Give the count of lines in the data that include "reviewed", with no other words.
*** Opening of RECORDS FOR THIS TASK ***
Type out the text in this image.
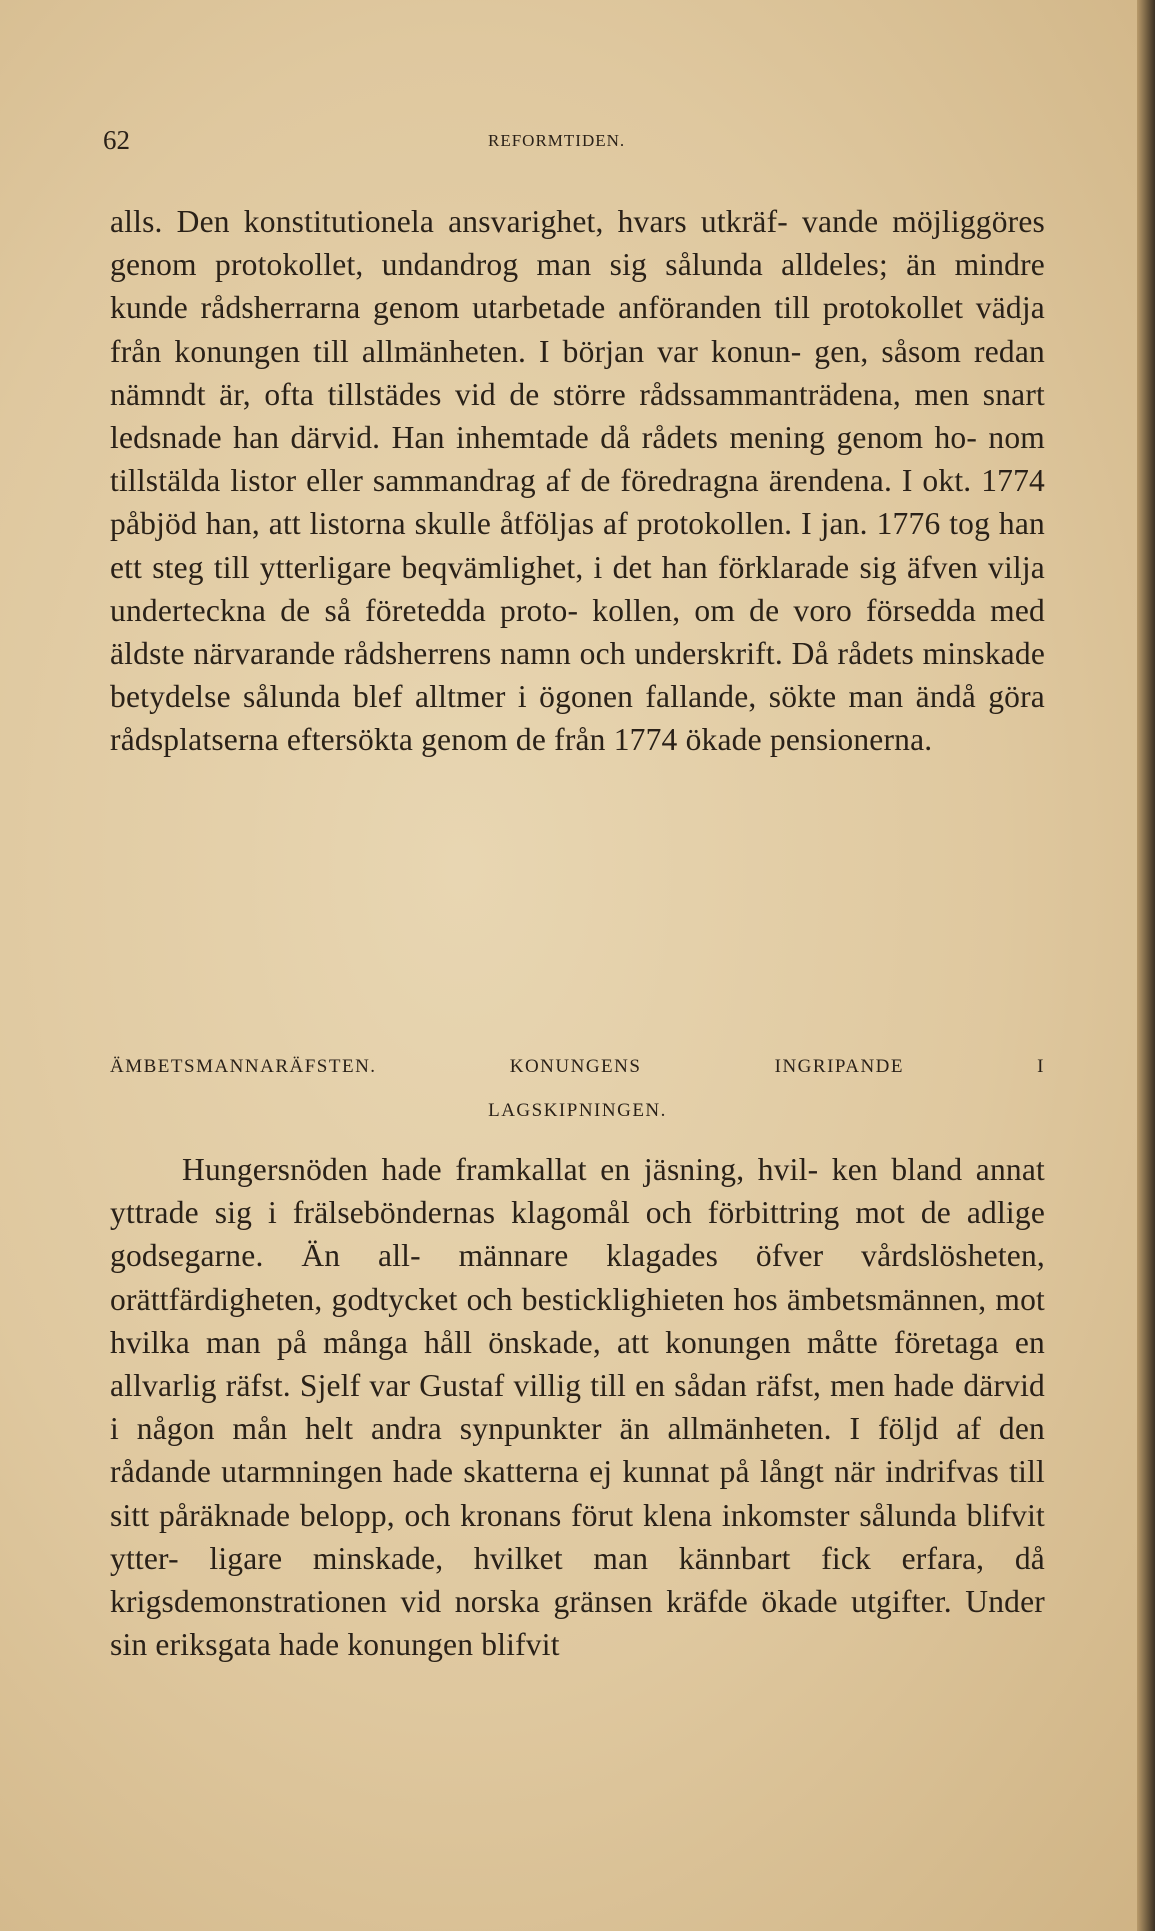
62	REFORMTIDEN.

alls. Den konstitutionela ansvarighet, hvars utkräf- vande möjliggöres genom protokollet, undandrog man sig sålunda alldeles; än mindre kunde rådsherrarna genom utarbetade anföranden till protokollet vädja från konungen till allmänheten. I början var konun- gen, såsom redan nämndt är, ofta tillstädes vid de större rådssammanträdena, men snart ledsnade han därvid. Han inhemtade då rådets mening genom ho- nom tillstälda listor eller sammandrag af de föredragna ärendena. I okt. 1774 påbjöd han, att listorna skulle åtföljas af protokollen. I jan. 1776 tog han ett steg till ytterligare beqvämlighet, i det han förklarade sig äfven vilja underteckna de så företedda proto- kollen, om de voro försedda med äldste närvarande rådsherrens namn och underskrift. Då rådets minskade betydelse sålunda blef alltmer i ögonen fallande, sökte man ändå göra rådsplatserna eftersökta genom de från 1774 ökade pensionerna.

ÄMBETSMANNARÄFSTEN. KONUNGENS INGRIPANDE I
LAGSKIPNINGEN.

Hungersnöden hade framkallat en jäsning, hvil- ken bland annat yttrade sig i frälseböndernas klagomål och förbittring mot de adlige godsegarne. Än all- männare klagades öfver vårdslösheten, orättfärdigheten, godtycket och besticklighieten hos ämbetsmännen, mot hvilka man på många håll önskade, att konungen måtte företaga en allvarlig räfst. Sjelf var Gustaf villig till en sådan räfst, men hade därvid i någon mån helt andra synpunkter än allmänheten. I följd af den rådande utarmningen hade skatterna ej kunnat på långt när indrifvas till sitt påräknade belopp, och kronans förut klena inkomster sålunda blifvit ytter- ligare minskade, hvilket man kännbart fick erfara, då krigsdemonstrationen vid norska gränsen kräfde ökade utgifter. Under sin eriksgata hade konungen blifvit
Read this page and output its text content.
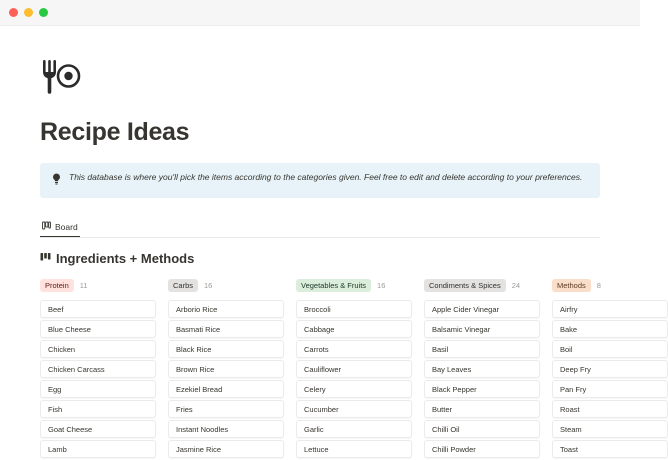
Recipe Ideas
This database is where you'll pick the items according to the categories given. Feel free to edit and delete according to your preferences.
Board
Ingredients + Methods
Protein	11
Beef
Blue Cheese
Chicken
Chicken Carcass
Egg
Fish
Goat Cheese
Lamb
Carbs	16
Arborio Rice
Basmati Rice
Black Rice
Brown Rice
Ezekiel Bread
Fries
Instant Noodles
Jasmine Rice
Vegetables & Fruits	16
Broccoli
Cabbage
Carrots
Cauliflower
Celery
Cucumber
Garlic
Lettuce
Condiments & Spices	24
Apple Cider Vinegar
Balsamic Vinegar
Basil
Bay Leaves
Black Pepper
Butter
Chilli Oil
Chilli Powder
Methods	8
Airfry
Bake
Boil
Deep Fry
Pan Fry
Roast
Steam
Toast
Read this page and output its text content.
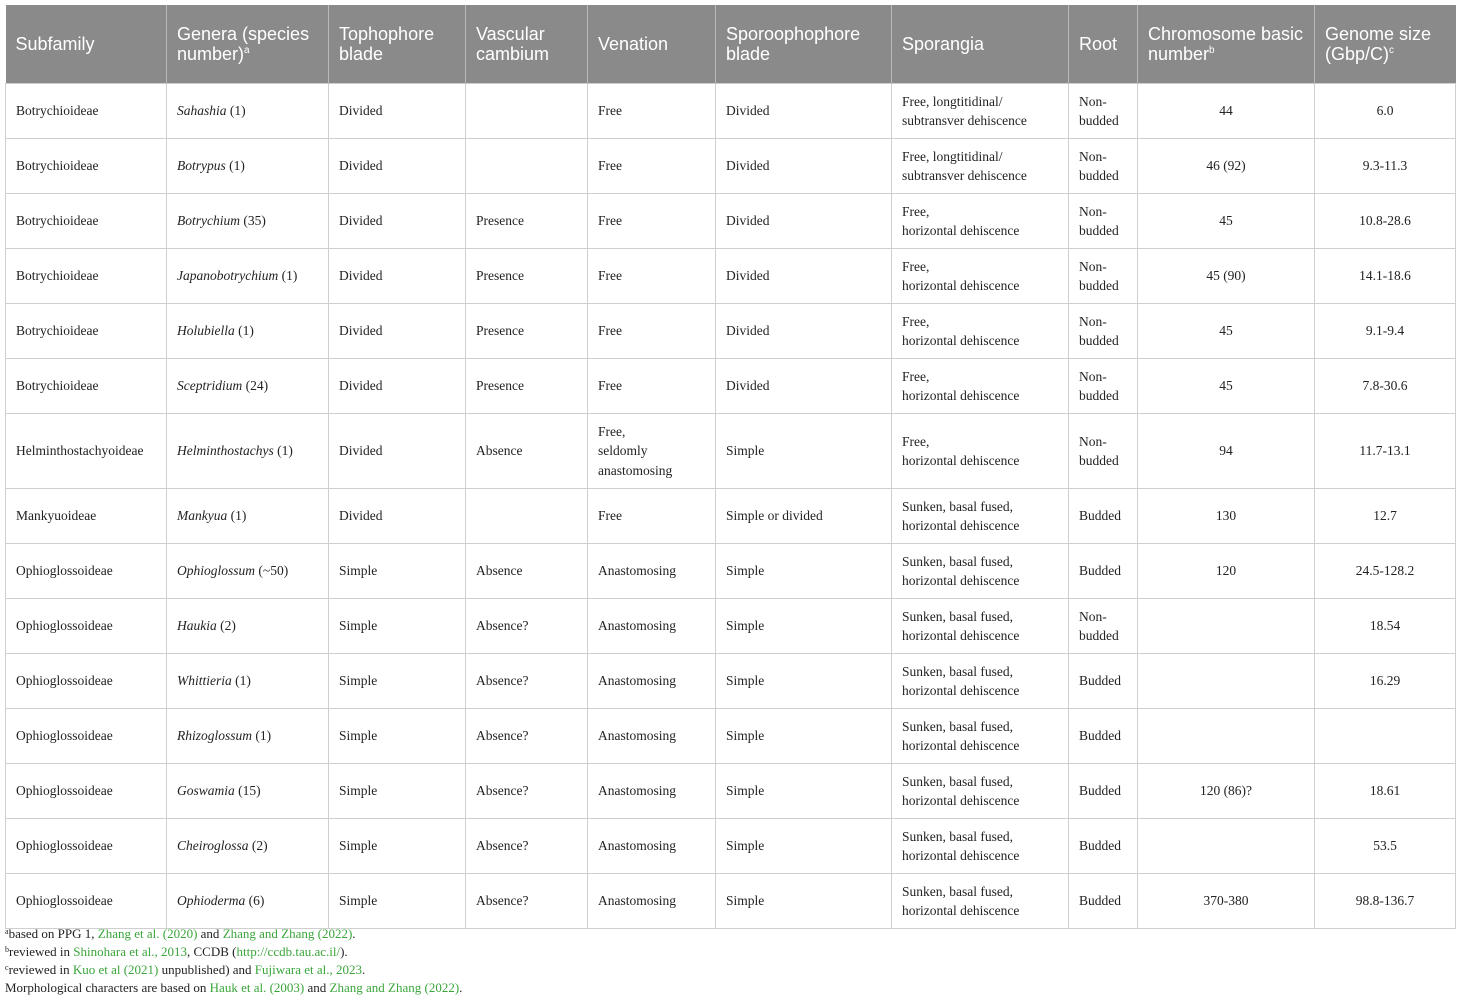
Subfamily	Genera (species number)$^a$	Tophophore blade	Vascular cambium	Venation	Sporoophophore blade	Sporangia	Root	Chromosome basic number$^b$	Genome size $(Gbp/C)^c$
Botrychioideae	Sahashia (1)	Divided		Free	Divided	Free, longtitidinal/
subtransver dehiscence	Non-
budded	44	6.0
Botrychioideae	Botrypus (1)	Divided		Free	Divided	Free, longtitidinal/
subtransver dehiscence	Non-
budded	46 (92)	9.3-11.3
Botrychioideae	Botrychium (35)	Divided	Presence	Free	Divided	Free,
horizontal dehiscence	Non-
budded	45	10.8-28.6
Botrychioideae	Japanobotrychium (1)	Divided	Presence	Free	Divided	Free,
horizontal dehiscence	Non-
budded	45 (90)	14.1-18.6
Botrychioideae	Holubiella (1)	Divided	Presence	Free	Divided	Free,
horizontal dehiscence	Non-
budded	45	9.1-9.4
Botrychioideae	Sceptridium (24)	Divided	Presence	Free	Divided	Free,
horizontal dehiscence	Non-
budded	45	7.8-30.6
Helminthostachyoideae	Helminthostachys (1)	Divided	Absence	Free,
seldomly
anastomosing	Simple	Free,
horizontal dehiscence	Non-
budded	94	11.7-13.1
Mankyuoideae	Mankyua (1)	Divided		Free	Simple or divided	Sunken, basal fused,
horizontal dehiscence	Budded	130	12.7
Ophioglossoideae	Ophioglossum (~50)	Simple	Absence	Anastomosing	Simple	Sunken, basal fused,
horizontal dehiscence	Budded	120	24.5-128.2
Ophioglossoideae	Haukia (2)	Simple	Absence?	Anastomosing	Simple	Sunken, basal fused,
horizontal dehiscence	Non-
budded		18.54
Ophioglossoideae	Whittieria (1)	Simple	Absence?	Anastomosing	Simple	Sunken, basal fused,
horizontal dehiscence	Budded		16.29
Ophioglossoideae	Rhizoglossum (1)	Simple	Absence?	Anastomosing	Simple	Sunken, basal fused,
horizontal dehiscence	Budded		
Ophioglossoideae	Goswamia (15)	Simple	Absence?	Anastomosing	Simple	Sunken, basal fused,
horizontal dehiscence	Budded	120 (86)?	18.61
Ophioglossoideae	Cheiroglossa (2)	Simple	Absence?	Anastomosing	Simple	Sunken, basal fused,
horizontal dehiscence	Budded		53.5
Ophioglossoideae	Ophioderma (6)	Simple	Absence?	Anastomosing	Simple	Sunken, basal fused,
horizontal dehiscence	Budded	370-380	98.8-136.7
$^a$based on PPG 1, Zhang et al. (2020) and Zhang and Zhang (2022).
$^b$reviewed in Shinohara et al., 2013, CCDB (http://ccdb.tau.ac.il/).
$^c$reviewed in Kuo et al (2021) unpublished) and Fujiwara et al., 2023.
Morphological characters are based on Hauk et al. (2003) and Zhang and Zhang (2022).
*** Close of RECORDS FOR THIS TASK ***
SOLUTION FOR THIS EXERCISE:
2